Work to complete →
Write out the items from the first line through the line containing "x-tick-label: 2010 [411,493,430,531]", that line included, as a numbered list with blank lines omitted.

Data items
★ ★ ★ ★

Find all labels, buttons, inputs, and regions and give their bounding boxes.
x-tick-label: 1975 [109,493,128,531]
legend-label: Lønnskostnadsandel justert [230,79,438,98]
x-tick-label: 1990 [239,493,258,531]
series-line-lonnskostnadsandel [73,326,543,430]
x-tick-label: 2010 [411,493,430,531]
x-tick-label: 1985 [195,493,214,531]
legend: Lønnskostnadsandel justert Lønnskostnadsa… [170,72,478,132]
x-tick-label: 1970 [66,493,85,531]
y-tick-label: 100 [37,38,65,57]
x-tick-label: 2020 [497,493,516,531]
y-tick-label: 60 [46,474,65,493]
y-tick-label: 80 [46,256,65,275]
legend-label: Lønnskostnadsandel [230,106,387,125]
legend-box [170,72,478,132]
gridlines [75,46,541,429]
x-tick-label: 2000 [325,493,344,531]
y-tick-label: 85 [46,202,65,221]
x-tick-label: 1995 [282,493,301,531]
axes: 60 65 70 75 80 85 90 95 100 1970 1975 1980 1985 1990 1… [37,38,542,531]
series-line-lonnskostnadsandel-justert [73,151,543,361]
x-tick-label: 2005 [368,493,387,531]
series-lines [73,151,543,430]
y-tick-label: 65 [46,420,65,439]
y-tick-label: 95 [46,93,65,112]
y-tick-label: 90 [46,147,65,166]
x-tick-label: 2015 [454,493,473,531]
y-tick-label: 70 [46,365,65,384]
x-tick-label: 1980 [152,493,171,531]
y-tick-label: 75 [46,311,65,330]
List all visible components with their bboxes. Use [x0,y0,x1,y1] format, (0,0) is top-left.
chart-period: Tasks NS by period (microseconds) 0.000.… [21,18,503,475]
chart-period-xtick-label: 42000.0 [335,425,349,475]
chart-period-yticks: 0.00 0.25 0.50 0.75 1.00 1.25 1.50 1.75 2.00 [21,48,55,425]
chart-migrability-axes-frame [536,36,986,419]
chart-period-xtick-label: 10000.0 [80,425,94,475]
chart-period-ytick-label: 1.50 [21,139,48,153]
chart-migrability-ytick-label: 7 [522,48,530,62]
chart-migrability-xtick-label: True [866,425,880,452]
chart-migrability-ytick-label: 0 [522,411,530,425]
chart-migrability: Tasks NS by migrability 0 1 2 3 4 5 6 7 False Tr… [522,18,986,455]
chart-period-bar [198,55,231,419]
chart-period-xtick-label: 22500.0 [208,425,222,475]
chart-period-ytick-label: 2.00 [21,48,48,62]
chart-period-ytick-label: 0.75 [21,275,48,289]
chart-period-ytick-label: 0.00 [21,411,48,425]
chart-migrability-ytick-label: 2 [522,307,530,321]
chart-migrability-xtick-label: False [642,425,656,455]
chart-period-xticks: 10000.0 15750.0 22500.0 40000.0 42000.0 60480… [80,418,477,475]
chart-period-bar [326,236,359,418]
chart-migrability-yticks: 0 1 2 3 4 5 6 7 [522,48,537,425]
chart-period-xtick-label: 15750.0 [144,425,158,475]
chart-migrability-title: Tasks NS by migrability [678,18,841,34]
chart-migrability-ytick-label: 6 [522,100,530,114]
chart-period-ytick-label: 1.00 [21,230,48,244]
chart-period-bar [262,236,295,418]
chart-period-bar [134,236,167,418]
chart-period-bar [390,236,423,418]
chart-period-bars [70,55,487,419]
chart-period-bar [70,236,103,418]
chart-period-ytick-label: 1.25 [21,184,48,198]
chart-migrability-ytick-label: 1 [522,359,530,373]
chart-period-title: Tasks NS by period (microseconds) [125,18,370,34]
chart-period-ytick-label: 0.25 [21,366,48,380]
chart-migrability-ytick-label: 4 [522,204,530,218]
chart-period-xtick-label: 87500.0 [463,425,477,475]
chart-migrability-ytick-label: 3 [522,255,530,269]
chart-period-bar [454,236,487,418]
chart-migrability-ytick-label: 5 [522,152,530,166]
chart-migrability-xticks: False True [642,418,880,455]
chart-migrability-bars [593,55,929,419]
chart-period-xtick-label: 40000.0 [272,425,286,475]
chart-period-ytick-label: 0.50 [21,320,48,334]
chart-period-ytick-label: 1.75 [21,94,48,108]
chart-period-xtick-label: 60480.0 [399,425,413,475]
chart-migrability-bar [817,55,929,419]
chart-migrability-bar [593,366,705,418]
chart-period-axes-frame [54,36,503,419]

★ ★ ★ ★

In response →
1. Find all labels, buttons, inputs, and regions and give their bounding boxes.
2. x-tick-label: 1975 [109,493,128,531]
3. legend-label: Lønnskostnadsandel justert [230,79,438,98]
4. x-tick-label: 1990 [239,493,258,531]
5. series-line-lonnskostnadsandel [73,326,543,430]
6. x-tick-label: 2010 [411,493,430,531]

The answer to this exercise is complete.